▶ [Instructions]:
1. In the passage on the DIAL model, for what patient age are the hazard ratios presented?
2. Summarize the passage on the DIAL model in two sentences.

The calculation formulae including the coefficients of the Cox proportional hazard functions, age-specific baseline survivals, and HRs of intended treatment of the model are provided in Supplementary material online, Tables S3 and S4. The HRs for Cox proportional hazard functions A and B of the DIAL model are shown in Table 2. Quadratic transformation of continuous predictors was applied for BMI, SBP, HbA1c, non-HDL-c, and eGFR for Cox proportional hazard function A (CVD) and for BMI, SBP, and BMI for Cox proportional hazard function B (non-vascular mortality). Interactions between age and sex, smoking, history of CVD, and treatment with insulin, were added to Cox proportional hazard functions A and B. Due to the presence of competing risks, interactions with age and transformations of determinants the coefficients and HRs as presented in Table 2 should be interpreted with caution. For example, although the HR of history of CVD in model Part B (non-vascular mortality) is 0.25, this should not be interpreted as a protective effect from an aetiological perspective. More likely, from a prognostic perspective, increased incidence of vascular events in patients with a history of CVD simply results in a less frequent observation of non-vascular mortality. Also, since history of CVD interacts with age, the HRs are presented for a 65-year-old patients and change with changing age. Furthermore, HRs need to be seen in combination with the age-specific baseline hazards and are therefore difficult to interpret.

▶ [Provided records]:
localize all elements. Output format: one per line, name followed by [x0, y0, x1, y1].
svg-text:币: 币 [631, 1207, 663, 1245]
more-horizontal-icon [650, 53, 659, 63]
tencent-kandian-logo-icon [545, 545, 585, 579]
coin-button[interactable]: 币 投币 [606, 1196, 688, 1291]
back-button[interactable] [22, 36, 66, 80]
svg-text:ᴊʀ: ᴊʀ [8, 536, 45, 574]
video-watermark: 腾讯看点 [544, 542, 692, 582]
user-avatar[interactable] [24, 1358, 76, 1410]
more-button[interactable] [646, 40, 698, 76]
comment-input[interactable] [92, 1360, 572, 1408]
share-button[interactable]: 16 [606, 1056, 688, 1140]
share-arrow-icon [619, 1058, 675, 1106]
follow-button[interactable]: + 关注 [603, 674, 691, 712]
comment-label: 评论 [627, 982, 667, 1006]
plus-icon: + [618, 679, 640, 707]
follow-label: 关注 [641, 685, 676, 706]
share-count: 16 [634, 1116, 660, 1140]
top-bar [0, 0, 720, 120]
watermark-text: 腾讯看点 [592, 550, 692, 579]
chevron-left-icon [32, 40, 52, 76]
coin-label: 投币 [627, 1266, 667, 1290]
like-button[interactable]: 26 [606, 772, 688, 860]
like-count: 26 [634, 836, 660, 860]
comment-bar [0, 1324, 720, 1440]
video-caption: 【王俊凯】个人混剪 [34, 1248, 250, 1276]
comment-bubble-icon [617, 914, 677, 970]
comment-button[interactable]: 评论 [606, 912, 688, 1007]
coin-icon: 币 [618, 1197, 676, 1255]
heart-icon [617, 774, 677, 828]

▶ [Outputs by task]:
1. They are presented for 65-year-old patients.

2. The DIAL model's Cox proportional hazard functions A (CVD) and B (non-vascular mortality) use quadratic transformations of some continuous predictors and interactions between age and sex, smoking, history of CVD, and insulin treatment, with their HRs shown in Table 2. Because of competing risks, age interactions, and transformations, these HRs should be interpreted with caution: the 0.25 HR for history of CVD in Part B, for example, likely reflects less frequent observation of non-vascular mortality rather than a protective effect.